* Start *

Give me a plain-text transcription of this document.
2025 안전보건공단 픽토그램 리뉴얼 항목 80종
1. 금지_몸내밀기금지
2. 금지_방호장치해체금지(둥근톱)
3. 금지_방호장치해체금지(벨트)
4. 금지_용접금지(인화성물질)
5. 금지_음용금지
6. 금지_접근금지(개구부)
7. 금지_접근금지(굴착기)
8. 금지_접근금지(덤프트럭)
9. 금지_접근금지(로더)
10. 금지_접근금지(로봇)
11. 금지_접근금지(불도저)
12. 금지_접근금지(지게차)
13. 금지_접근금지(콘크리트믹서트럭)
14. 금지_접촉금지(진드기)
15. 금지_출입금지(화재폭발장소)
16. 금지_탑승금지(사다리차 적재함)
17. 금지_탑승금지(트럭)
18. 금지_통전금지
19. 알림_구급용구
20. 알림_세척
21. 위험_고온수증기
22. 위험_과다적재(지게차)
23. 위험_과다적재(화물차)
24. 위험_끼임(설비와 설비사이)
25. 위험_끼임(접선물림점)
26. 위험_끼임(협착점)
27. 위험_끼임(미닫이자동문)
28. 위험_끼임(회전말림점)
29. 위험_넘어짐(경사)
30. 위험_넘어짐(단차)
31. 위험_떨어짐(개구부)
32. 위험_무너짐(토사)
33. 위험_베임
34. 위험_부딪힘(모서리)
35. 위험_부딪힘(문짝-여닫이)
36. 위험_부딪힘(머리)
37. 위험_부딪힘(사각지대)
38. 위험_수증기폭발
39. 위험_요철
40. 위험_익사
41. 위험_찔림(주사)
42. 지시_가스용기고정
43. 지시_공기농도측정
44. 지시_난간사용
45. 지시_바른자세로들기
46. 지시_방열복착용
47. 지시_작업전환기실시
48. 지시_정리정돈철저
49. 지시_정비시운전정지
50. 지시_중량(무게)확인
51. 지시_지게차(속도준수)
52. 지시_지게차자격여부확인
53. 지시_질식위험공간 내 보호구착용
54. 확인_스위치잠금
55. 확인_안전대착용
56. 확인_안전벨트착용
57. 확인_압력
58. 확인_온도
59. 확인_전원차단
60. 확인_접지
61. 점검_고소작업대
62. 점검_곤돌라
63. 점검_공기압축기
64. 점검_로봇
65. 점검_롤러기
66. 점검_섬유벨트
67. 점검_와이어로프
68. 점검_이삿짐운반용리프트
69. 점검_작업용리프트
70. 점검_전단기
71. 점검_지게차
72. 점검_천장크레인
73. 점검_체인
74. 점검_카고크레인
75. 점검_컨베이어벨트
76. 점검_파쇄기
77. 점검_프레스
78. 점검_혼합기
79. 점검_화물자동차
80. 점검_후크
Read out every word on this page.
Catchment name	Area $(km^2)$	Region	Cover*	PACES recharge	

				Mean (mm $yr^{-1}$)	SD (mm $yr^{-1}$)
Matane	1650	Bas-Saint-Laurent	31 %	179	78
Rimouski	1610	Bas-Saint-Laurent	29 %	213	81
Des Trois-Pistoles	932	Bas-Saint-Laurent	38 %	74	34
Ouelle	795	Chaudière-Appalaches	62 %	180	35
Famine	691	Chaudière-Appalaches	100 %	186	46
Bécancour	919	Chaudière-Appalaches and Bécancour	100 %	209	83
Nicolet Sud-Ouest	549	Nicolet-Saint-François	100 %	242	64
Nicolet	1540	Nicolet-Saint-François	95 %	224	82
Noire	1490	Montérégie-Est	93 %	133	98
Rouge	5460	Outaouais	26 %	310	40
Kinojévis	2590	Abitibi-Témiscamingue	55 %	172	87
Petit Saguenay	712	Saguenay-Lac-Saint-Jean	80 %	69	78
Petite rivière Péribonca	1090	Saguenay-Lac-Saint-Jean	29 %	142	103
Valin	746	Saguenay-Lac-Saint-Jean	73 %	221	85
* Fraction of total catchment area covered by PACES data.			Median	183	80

* End *

■ **Task to carry out**:
Write down the full listing again, exactly.

■ **Answer for this exercise**:
Give me a plain-text transcription of this document.
2025 안전보건공단 픽토그램 리뉴얼 항목 80종
1. 금지_몸내밀기금지
2. 금지_방호장치해체금지(둥근톱)
3. 금지_방호장치해체금지(벨트)
4. 금지_용접금지(인화성물질)
5. 금지_음용금지
6. 금지_접근금지(개구부)
7. 금지_접근금지(굴착기)
8. 금지_접근금지(덤프트럭)
9. 금지_접근금지(로더)
10. 금지_접근금지(로봇)
11. 금지_접근금지(불도저)
12. 금지_접근금지(지게차)
13. 금지_접근금지(콘크리트믹서트럭)
14. 금지_접촉금지(진드기)
15. 금지_출입금지(화재폭발장소)
16. 금지_탑승금지(사다리차 적재함)
17. 금지_탑승금지(트럭)
18. 금지_통전금지
19. 알림_구급용구
20. 알림_세척
21. 위험_고온수증기
22. 위험_과다적재(지게차)
23. 위험_과다적재(화물차)
24. 위험_끼임(설비와 설비사이)
25. 위험_끼임(접선물림점)
26. 위험_끼임(협착점)
27. 위험_끼임(미닫이자동문)
28. 위험_끼임(회전말림점)
29. 위험_넘어짐(경사)
30. 위험_넘어짐(단차)
31. 위험_떨어짐(개구부)
32. 위험_무너짐(토사)
33. 위험_베임
34. 위험_부딪힘(모서리)
35. 위험_부딪힘(문짝-여닫이)
36. 위험_부딪힘(머리)
37. 위험_부딪힘(사각지대)
38. 위험_수증기폭발
39. 위험_요철
40. 위험_익사
41. 위험_찔림(주사)
42. 지시_가스용기고정
43. 지시_공기농도측정
44. 지시_난간사용
45. 지시_바른자세로들기
46. 지시_방열복착용
47. 지시_작업전환기실시
48. 지시_정리정돈철저
49. 지시_정비시운전정지
50. 지시_중량(무게)확인
51. 지시_지게차(속도준수)
52. 지시_지게차자격여부확인
53. 지시_질식위험공간 내 보호구착용
54. 확인_스위치잠금
55. 확인_안전대착용
56. 확인_안전벨트착용
57. 확인_압력
58. 확인_온도
59. 확인_전원차단
60. 확인_접지
61. 점검_고소작업대
62. 점검_곤돌라
63. 점검_공기압축기
64. 점검_로봇
65. 점검_롤러기
66. 점검_섬유벨트
67. 점검_와이어로프
68. 점검_이삿짐운반용리프트
69. 점검_작업용리프트
70. 점검_전단기
71. 점검_지게차
72. 점검_천장크레인
73. 점검_체인
74. 점검_카고크레인
75. 점검_컨베이어벨트
76. 점검_파쇄기
77. 점검_프레스
78. 점검_혼합기
79. 점검_화물자동차
80. 점검_후크
Read out every word on this page.
Catchment name	Area $(km^2)$	Region	Cover*	PACES recharge	

				Mean (mm $yr^{-1}$)	SD (mm $yr^{-1}$)
Matane	1650	Bas-Saint-Laurent	31 %	179	78
Rimouski	1610	Bas-Saint-Laurent	29 %	213	81
Des Trois-Pistoles	932	Bas-Saint-Laurent	38 %	74	34
Ouelle	795	Chaudière-Appalaches	62 %	180	35
Famine	691	Chaudière-Appalaches	100 %	186	46
Bécancour	919	Chaudière-Appalaches and Bécancour	100 %	209	83
Nicolet Sud-Ouest	549	Nicolet-Saint-François	100 %	242	64
Nicolet	1540	Nicolet-Saint-François	95 %	224	82
Noire	1490	Montérégie-Est	93 %	133	98
Rouge	5460	Outaouais	26 %	310	40
Kinojévis	2590	Abitibi-Témiscamingue	55 %	172	87
Petit Saguenay	712	Saguenay-Lac-Saint-Jean	80 %	69	78
Petite rivière Péribonca	1090	Saguenay-Lac-Saint-Jean	29 %	142	103
Valin	746	Saguenay-Lac-Saint-Jean	73 %	221	85
* Fraction of total catchment area covered by PACES data.			Median	183	80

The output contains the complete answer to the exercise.